▶ **TO DO**:
Which lines of the records contain "files"? Collect every one of them.

▶ **MATERIAL TO PROCESS**:
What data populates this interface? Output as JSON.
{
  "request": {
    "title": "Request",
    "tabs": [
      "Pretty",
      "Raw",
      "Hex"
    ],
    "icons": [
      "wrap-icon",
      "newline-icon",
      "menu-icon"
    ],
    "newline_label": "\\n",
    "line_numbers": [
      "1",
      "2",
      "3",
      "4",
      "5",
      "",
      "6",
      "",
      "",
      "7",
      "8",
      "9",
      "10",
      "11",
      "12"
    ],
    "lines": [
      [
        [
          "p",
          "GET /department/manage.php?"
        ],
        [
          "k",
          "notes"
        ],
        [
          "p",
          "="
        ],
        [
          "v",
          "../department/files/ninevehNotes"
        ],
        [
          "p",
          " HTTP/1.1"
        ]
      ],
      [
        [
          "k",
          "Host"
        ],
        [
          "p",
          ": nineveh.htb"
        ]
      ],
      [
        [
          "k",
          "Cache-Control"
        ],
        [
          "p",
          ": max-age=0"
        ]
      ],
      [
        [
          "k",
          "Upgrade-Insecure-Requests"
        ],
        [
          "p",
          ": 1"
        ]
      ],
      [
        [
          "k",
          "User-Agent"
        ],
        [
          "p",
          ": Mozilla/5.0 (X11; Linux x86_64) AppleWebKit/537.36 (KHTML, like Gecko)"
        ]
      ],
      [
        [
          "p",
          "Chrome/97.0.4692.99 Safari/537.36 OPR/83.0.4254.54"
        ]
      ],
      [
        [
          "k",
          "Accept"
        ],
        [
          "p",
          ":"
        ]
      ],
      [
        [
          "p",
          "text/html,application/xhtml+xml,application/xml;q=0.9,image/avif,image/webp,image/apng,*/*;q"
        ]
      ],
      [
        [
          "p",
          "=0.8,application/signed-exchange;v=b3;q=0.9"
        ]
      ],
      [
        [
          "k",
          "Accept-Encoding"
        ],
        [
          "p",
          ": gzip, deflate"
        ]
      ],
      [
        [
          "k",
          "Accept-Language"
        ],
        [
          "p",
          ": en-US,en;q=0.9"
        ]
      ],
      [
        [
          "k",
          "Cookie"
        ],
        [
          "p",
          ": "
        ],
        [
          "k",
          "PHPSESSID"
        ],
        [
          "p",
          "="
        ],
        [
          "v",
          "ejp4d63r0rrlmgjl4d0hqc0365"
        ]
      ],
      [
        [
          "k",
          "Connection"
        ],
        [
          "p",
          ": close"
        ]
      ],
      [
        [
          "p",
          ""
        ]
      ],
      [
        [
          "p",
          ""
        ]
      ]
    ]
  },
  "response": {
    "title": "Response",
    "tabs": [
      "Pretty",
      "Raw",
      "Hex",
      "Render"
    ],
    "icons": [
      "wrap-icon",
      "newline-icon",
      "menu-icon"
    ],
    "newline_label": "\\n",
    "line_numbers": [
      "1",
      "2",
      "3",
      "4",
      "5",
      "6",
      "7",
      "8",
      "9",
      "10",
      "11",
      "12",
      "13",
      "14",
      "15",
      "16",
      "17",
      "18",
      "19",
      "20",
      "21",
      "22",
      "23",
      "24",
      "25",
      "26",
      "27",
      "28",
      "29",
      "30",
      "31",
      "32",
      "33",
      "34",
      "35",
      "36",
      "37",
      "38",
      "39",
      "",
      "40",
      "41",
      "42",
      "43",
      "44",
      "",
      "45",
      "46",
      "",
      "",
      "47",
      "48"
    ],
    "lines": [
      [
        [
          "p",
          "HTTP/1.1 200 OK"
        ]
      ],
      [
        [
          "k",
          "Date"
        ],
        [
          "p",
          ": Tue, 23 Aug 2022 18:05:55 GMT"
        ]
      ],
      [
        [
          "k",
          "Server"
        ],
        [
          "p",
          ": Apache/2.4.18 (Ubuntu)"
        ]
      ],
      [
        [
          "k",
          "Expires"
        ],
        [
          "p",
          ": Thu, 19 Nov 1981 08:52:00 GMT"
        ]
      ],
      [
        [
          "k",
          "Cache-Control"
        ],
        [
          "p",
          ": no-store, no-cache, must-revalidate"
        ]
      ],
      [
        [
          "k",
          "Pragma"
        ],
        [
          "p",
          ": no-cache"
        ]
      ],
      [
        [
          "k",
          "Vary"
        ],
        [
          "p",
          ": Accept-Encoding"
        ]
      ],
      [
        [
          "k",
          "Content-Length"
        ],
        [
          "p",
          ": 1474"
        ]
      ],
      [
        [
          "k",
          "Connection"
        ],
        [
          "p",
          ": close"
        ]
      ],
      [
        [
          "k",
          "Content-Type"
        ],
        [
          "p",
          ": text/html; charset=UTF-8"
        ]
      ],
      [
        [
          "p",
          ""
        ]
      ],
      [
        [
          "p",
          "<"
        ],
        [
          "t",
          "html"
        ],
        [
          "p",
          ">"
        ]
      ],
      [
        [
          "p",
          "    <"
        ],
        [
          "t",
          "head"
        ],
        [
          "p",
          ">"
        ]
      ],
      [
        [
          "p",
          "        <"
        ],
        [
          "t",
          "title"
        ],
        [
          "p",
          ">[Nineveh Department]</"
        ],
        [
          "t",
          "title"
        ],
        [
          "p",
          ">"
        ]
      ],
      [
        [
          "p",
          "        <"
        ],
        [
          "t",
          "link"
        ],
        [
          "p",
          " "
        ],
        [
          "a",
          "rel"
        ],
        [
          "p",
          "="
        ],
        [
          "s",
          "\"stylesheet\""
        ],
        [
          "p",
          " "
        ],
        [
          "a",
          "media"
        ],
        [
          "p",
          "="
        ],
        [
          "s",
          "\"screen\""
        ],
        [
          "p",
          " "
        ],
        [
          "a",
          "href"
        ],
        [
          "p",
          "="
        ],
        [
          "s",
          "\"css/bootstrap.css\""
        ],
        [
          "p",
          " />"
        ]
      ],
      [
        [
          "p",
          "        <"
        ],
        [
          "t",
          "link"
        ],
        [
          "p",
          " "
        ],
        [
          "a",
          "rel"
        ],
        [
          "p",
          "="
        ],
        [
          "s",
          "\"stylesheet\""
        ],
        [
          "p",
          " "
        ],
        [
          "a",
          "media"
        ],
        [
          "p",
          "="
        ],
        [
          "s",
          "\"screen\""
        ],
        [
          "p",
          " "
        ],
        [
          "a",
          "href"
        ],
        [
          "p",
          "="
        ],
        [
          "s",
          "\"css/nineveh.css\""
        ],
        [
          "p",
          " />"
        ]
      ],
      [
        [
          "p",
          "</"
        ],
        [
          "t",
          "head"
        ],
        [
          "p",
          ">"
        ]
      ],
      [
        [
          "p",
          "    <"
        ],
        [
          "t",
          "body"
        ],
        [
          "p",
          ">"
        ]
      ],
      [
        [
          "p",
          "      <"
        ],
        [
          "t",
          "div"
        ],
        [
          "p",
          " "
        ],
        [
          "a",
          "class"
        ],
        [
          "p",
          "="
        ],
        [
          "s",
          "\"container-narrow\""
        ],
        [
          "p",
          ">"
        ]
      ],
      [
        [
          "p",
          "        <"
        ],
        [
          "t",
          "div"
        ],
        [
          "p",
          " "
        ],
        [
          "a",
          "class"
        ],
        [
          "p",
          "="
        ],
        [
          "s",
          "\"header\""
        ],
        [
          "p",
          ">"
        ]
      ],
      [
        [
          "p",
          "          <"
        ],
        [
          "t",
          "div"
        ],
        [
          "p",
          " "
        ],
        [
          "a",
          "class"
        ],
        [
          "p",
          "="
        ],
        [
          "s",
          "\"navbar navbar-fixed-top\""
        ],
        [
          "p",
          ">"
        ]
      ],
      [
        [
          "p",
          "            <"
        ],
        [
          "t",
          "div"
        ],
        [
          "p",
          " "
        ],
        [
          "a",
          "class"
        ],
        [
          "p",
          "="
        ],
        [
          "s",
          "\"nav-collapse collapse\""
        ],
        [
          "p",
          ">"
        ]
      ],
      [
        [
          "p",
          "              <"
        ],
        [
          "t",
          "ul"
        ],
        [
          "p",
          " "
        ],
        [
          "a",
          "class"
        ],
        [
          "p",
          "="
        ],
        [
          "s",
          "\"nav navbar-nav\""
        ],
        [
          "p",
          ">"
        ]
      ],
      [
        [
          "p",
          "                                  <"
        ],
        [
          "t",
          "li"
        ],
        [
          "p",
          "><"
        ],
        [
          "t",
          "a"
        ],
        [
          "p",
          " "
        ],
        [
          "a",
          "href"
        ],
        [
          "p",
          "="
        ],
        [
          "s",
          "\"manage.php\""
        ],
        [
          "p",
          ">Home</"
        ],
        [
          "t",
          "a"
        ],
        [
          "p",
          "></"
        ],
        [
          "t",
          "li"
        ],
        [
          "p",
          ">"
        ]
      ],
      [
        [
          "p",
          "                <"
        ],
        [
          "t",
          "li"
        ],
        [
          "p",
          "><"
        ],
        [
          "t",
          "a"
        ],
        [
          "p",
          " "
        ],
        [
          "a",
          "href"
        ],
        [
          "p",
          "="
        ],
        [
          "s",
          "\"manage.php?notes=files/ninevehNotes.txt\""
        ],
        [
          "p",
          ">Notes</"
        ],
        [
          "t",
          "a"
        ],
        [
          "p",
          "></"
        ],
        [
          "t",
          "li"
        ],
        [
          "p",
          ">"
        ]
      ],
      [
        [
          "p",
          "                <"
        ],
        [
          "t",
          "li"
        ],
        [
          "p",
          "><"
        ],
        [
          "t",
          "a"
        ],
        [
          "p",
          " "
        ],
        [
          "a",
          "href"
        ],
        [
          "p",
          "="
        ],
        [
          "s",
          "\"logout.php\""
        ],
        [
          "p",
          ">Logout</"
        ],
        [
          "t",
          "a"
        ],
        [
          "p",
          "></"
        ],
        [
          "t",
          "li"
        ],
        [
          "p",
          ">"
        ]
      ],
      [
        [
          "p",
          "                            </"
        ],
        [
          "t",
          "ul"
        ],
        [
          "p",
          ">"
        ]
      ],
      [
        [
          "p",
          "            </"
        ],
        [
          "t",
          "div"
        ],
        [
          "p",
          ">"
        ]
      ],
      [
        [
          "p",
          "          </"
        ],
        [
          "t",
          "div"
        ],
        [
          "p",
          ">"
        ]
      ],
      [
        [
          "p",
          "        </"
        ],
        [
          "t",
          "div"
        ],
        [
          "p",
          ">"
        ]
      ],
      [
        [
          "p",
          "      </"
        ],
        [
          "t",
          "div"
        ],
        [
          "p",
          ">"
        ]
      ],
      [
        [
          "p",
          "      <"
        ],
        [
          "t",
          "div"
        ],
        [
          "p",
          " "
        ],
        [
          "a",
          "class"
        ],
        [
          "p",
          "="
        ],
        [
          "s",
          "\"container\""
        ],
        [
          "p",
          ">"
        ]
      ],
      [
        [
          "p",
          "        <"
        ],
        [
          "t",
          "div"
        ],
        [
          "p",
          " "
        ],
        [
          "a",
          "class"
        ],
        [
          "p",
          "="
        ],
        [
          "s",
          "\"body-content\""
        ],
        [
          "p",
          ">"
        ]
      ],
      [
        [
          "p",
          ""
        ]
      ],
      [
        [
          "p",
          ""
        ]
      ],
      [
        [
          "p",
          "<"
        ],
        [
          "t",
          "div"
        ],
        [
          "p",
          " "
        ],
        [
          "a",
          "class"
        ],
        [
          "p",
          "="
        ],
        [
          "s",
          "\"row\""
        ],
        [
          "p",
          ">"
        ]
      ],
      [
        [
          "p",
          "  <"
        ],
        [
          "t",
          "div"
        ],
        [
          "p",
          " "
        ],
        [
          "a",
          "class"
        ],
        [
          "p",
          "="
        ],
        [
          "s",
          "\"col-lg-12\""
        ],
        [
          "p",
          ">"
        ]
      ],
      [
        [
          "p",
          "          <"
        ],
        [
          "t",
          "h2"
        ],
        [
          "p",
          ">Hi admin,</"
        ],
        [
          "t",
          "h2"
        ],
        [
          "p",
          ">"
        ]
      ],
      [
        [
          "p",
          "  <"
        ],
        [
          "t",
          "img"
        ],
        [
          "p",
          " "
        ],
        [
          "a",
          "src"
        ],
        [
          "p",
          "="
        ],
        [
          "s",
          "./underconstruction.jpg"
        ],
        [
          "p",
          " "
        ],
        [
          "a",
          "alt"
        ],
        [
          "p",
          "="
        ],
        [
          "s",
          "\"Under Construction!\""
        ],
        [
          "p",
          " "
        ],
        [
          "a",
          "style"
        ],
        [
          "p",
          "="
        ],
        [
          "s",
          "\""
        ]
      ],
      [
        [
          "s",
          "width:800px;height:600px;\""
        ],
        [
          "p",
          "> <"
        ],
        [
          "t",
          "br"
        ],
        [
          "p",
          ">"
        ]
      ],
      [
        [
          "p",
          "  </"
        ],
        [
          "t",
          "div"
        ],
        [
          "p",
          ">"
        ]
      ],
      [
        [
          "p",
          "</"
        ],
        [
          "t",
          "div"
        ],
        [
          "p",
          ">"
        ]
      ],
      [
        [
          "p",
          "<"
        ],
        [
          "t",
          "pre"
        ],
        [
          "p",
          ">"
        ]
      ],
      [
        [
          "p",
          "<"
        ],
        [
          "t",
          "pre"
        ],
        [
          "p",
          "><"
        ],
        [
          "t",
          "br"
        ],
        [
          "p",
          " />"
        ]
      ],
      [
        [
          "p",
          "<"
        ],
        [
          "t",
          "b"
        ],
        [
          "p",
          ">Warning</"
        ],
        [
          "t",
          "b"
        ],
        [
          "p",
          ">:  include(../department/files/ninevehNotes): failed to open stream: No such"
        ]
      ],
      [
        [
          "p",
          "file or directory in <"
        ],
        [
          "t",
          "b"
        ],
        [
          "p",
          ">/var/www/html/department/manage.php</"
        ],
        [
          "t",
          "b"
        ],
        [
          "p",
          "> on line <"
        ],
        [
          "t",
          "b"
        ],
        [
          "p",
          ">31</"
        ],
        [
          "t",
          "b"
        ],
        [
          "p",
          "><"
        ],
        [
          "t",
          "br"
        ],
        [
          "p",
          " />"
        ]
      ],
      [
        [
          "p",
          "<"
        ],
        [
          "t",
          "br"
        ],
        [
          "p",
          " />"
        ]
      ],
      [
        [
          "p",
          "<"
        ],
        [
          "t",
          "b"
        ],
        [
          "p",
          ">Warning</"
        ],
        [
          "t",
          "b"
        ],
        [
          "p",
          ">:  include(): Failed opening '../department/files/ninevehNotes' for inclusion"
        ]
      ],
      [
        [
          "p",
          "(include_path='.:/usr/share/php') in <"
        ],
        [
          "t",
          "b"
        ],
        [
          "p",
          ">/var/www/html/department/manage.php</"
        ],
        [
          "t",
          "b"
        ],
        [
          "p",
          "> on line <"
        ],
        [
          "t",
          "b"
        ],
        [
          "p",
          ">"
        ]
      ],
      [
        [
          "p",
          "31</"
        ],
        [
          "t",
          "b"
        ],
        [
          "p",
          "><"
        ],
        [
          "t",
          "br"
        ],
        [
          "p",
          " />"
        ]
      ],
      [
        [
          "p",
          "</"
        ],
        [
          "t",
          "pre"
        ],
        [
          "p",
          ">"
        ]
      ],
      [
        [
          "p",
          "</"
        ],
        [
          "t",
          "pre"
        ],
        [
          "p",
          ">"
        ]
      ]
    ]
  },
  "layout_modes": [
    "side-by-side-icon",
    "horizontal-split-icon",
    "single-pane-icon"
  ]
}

▶ **EXERCISE ANSWER**:
          "../department/files/ninevehNotes"
          "\"manage.php?notes=files/ninevehNotes.txt\""
          ">:  include(../department/files/ninevehNotes): failed to open stream: No such"
          ">:  include(): Failed opening '../department/files/ninevehNotes' for inclusion"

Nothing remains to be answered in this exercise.